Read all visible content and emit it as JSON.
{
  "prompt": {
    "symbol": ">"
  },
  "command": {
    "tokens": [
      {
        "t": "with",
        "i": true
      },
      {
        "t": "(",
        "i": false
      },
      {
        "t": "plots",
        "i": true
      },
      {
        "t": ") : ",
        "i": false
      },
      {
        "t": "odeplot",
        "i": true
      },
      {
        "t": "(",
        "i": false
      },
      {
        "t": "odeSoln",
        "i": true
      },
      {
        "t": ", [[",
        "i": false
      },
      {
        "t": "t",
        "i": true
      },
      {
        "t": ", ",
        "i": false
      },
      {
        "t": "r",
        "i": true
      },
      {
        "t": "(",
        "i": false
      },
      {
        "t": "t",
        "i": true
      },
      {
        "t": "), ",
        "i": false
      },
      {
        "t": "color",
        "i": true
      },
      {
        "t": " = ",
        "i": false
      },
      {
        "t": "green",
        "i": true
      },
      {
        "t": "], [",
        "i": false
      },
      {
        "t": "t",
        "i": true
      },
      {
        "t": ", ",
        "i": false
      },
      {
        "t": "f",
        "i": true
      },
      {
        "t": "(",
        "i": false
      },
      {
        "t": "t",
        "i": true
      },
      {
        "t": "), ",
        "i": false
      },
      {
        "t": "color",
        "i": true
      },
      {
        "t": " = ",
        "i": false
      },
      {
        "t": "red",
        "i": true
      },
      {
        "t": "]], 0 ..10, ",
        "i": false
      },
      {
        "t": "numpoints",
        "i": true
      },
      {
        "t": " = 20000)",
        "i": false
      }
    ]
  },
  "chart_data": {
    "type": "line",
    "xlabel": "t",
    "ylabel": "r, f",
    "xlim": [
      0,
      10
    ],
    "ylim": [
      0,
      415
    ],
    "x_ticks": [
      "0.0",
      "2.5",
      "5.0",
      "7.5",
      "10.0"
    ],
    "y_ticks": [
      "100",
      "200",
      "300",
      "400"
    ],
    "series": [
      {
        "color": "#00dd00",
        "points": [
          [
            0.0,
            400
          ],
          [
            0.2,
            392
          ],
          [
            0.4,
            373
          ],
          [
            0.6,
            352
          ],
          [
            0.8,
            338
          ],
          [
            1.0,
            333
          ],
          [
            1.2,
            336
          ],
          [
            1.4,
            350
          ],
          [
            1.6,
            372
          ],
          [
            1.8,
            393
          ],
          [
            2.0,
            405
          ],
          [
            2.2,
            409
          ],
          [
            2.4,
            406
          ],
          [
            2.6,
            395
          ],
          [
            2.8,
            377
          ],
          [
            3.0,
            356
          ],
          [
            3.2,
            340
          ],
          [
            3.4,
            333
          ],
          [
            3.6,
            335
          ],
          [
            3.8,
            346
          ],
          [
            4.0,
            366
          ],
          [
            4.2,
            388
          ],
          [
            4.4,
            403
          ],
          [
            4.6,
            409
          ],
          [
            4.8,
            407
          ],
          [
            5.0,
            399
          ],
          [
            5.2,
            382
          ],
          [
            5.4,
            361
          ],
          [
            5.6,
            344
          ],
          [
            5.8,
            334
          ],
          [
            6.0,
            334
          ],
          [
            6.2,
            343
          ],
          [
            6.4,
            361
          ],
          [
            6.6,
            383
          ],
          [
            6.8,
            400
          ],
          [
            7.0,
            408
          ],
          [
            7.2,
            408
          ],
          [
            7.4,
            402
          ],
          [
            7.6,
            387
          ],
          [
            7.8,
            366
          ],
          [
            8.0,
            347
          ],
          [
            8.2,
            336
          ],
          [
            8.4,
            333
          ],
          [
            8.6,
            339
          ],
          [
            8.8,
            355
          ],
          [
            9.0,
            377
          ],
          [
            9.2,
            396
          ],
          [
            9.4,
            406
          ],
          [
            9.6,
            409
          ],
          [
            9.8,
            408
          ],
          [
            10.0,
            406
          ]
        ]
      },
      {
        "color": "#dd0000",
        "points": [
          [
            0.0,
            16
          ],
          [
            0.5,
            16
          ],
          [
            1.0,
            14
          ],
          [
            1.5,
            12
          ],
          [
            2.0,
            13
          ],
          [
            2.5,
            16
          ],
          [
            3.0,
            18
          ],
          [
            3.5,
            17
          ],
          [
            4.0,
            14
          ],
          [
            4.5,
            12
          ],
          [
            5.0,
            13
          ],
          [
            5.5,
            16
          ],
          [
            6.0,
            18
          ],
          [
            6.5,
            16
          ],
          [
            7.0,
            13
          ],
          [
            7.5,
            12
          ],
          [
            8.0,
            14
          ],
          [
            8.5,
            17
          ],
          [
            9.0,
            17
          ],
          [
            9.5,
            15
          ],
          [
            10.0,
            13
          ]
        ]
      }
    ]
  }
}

◆ GOAL
Find every line in the records that contains the word "color"; copy those lines.

◆ THE OUTPUT
        "t": "color",
        "t": "color",
        "color": "#00dd00",
        "color": "#dd0000",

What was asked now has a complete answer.